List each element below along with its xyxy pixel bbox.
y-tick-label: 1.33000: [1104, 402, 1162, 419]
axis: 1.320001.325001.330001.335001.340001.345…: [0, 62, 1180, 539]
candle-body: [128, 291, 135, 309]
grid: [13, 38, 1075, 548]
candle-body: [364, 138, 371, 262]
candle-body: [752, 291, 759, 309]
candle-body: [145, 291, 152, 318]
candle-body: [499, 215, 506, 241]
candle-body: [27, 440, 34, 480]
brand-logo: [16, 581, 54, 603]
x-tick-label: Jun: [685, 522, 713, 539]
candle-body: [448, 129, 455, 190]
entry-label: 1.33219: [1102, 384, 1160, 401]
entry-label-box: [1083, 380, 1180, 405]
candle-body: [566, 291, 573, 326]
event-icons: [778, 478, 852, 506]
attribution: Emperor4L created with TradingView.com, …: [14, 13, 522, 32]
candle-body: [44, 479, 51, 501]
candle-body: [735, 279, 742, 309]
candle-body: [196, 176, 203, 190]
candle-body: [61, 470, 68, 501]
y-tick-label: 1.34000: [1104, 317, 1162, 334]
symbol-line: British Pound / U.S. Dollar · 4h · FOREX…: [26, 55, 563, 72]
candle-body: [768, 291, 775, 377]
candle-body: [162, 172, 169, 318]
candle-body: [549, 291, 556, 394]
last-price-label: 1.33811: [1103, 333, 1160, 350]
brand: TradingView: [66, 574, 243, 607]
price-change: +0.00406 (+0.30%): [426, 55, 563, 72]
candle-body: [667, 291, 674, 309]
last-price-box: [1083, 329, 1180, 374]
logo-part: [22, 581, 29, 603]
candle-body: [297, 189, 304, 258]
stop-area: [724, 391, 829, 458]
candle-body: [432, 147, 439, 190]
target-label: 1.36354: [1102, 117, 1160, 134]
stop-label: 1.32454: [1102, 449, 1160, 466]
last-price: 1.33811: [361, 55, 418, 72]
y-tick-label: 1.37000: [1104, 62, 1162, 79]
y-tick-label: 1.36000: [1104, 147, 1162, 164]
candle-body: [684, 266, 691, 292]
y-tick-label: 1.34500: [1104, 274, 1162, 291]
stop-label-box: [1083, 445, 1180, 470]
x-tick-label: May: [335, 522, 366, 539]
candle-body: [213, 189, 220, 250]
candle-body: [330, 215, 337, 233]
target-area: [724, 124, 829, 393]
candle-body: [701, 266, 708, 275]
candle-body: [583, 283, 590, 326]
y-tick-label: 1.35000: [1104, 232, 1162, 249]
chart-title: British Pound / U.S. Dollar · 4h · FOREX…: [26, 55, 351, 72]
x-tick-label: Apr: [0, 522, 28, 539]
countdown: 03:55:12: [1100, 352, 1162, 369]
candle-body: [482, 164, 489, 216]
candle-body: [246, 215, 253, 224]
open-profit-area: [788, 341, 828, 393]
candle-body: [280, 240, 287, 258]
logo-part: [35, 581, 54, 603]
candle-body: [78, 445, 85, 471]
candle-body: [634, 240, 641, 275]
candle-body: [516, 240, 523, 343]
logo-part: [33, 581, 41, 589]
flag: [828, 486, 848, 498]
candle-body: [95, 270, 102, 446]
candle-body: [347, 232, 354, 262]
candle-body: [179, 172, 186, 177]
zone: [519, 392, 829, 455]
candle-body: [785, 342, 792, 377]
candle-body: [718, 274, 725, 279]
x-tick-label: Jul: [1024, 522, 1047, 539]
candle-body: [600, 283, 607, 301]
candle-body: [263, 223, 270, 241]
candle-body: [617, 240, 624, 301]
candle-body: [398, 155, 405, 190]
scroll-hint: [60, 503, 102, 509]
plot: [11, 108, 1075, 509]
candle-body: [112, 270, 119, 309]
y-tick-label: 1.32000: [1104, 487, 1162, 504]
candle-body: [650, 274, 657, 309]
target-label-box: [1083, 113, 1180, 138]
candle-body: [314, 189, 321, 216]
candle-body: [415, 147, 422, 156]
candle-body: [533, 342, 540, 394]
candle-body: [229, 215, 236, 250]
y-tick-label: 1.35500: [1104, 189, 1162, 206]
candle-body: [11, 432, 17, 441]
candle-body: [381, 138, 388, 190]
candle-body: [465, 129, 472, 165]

════════

Set down every one of the rows above again, word for word, with nothing added or changed.

■ Right answer:
List each element below along with its xyxy pixel bbox.
y-tick-label: 1.33000: [1104, 402, 1162, 419]
axis: 1.320001.325001.330001.335001.340001.345…: [0, 62, 1180, 539]
candle-body: [128, 291, 135, 309]
grid: [13, 38, 1075, 548]
candle-body: [364, 138, 371, 262]
candle-body: [752, 291, 759, 309]
candle-body: [145, 291, 152, 318]
candle-body: [499, 215, 506, 241]
candle-body: [27, 440, 34, 480]
brand-logo: [16, 581, 54, 603]
x-tick-label: Jun: [685, 522, 713, 539]
candle-body: [448, 129, 455, 190]
entry-label: 1.33219: [1102, 384, 1160, 401]
entry-label-box: [1083, 380, 1180, 405]
candle-body: [566, 291, 573, 326]
event-icons: [778, 478, 852, 506]
attribution: Emperor4L created with TradingView.com, …: [14, 13, 522, 32]
candle-body: [44, 479, 51, 501]
candle-body: [735, 279, 742, 309]
candle-body: [196, 176, 203, 190]
candle-body: [61, 470, 68, 501]
y-tick-label: 1.34000: [1104, 317, 1162, 334]
symbol-line: British Pound / U.S. Dollar · 4h · FOREX…: [26, 55, 563, 72]
candle-body: [768, 291, 775, 377]
candle-body: [162, 172, 169, 318]
candle-body: [549, 291, 556, 394]
last-price-label: 1.33811: [1103, 333, 1160, 350]
brand: TradingView: [66, 574, 243, 607]
price-change: +0.00406 (+0.30%): [426, 55, 563, 72]
candle-body: [667, 291, 674, 309]
last-price-box: [1083, 329, 1180, 374]
logo-part: [22, 581, 29, 603]
candle-body: [297, 189, 304, 258]
stop-area: [724, 391, 829, 458]
candle-body: [432, 147, 439, 190]
target-label: 1.36354: [1102, 117, 1160, 134]
stop-label: 1.32454: [1102, 449, 1160, 466]
last-price: 1.33811: [361, 55, 418, 72]
y-tick-label: 1.37000: [1104, 62, 1162, 79]
y-tick-label: 1.36000: [1104, 147, 1162, 164]
candle-body: [684, 266, 691, 292]
y-tick-label: 1.34500: [1104, 274, 1162, 291]
stop-label-box: [1083, 445, 1180, 470]
x-tick-label: May: [335, 522, 366, 539]
candle-body: [213, 189, 220, 250]
candle-body: [330, 215, 337, 233]
target-area: [724, 124, 829, 393]
candle-body: [701, 266, 708, 275]
candle-body: [583, 283, 590, 326]
y-tick-label: 1.35000: [1104, 232, 1162, 249]
chart-title: British Pound / U.S. Dollar · 4h · FOREX…: [26, 55, 351, 72]
x-tick-label: Apr: [0, 522, 28, 539]
countdown: 03:55:12: [1100, 352, 1162, 369]
candle-body: [482, 164, 489, 216]
candle-body: [246, 215, 253, 224]
open-profit-area: [788, 341, 828, 393]
candle-body: [280, 240, 287, 258]
logo-part: [35, 581, 54, 603]
candle-body: [78, 445, 85, 471]
candle-body: [634, 240, 641, 275]
candle-body: [516, 240, 523, 343]
logo-part: [33, 581, 41, 589]
flag: [828, 486, 848, 498]
candle-body: [95, 270, 102, 446]
candle-body: [347, 232, 354, 262]
candle-body: [179, 172, 186, 177]
zone: [519, 392, 829, 455]
candle-body: [785, 342, 792, 377]
candle-body: [718, 274, 725, 279]
x-tick-label: Jul: [1024, 522, 1047, 539]
candle-body: [600, 283, 607, 301]
candle-body: [263, 223, 270, 241]
candle-body: [617, 240, 624, 301]
candle-body: [398, 155, 405, 190]
scroll-hint: [60, 503, 102, 509]
plot: [11, 108, 1075, 509]
candle-body: [112, 270, 119, 309]
y-tick-label: 1.32000: [1104, 487, 1162, 504]
candle-body: [650, 274, 657, 309]
target-label-box: [1083, 113, 1180, 138]
candle-body: [314, 189, 321, 216]
candle-body: [415, 147, 422, 156]
candle-body: [533, 342, 540, 394]
candle-body: [229, 215, 236, 250]
y-tick-label: 1.35500: [1104, 189, 1162, 206]
candle-body: [11, 432, 17, 441]
candle-body: [381, 138, 388, 190]
candle-body: [465, 129, 472, 165]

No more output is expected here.